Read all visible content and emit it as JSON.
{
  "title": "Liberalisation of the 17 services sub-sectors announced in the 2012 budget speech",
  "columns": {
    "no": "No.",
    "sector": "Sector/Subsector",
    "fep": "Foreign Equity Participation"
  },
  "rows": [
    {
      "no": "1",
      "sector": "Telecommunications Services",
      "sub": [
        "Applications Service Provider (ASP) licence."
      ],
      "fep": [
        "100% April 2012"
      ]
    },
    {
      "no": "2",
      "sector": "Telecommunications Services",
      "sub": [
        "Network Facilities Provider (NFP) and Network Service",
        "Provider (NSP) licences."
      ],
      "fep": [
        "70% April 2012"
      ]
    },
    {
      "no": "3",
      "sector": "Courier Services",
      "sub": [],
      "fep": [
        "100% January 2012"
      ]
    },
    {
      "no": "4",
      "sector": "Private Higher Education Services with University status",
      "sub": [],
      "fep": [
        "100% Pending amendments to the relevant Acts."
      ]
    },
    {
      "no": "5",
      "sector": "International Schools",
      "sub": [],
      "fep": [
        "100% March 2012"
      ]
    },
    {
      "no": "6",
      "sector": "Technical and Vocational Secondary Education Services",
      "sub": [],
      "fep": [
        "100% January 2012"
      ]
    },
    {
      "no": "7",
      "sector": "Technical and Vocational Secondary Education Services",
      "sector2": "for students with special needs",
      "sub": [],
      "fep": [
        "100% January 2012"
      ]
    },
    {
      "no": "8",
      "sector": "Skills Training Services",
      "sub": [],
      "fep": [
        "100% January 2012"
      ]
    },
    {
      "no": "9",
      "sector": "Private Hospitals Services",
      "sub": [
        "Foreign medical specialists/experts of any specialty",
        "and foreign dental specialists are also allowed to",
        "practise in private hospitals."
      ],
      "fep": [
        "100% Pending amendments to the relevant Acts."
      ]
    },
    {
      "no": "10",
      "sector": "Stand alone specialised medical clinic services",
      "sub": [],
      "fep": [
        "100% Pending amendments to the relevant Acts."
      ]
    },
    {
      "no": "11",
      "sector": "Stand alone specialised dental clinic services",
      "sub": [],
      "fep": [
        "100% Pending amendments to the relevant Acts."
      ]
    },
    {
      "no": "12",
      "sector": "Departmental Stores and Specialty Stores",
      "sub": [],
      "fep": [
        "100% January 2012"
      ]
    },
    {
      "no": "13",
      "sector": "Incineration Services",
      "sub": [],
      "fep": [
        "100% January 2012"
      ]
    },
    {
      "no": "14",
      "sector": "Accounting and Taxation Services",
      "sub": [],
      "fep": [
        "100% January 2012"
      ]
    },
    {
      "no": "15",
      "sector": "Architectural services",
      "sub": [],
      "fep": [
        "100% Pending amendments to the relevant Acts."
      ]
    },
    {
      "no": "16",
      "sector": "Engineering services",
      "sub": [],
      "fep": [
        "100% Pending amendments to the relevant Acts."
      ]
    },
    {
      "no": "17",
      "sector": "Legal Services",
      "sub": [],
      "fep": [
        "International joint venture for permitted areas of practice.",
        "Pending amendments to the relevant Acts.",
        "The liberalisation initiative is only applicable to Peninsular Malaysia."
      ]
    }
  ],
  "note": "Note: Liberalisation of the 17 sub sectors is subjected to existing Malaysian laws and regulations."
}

□ □ □

◆ **THE EXERCISE**
Copy whichever lines in the listing above contain the word "alone".

◆ **ANSWER FOR THE TASK**
      "sector": "Stand alone specialised medical clinic services",
      "sector": "Stand alone specialised dental clinic services",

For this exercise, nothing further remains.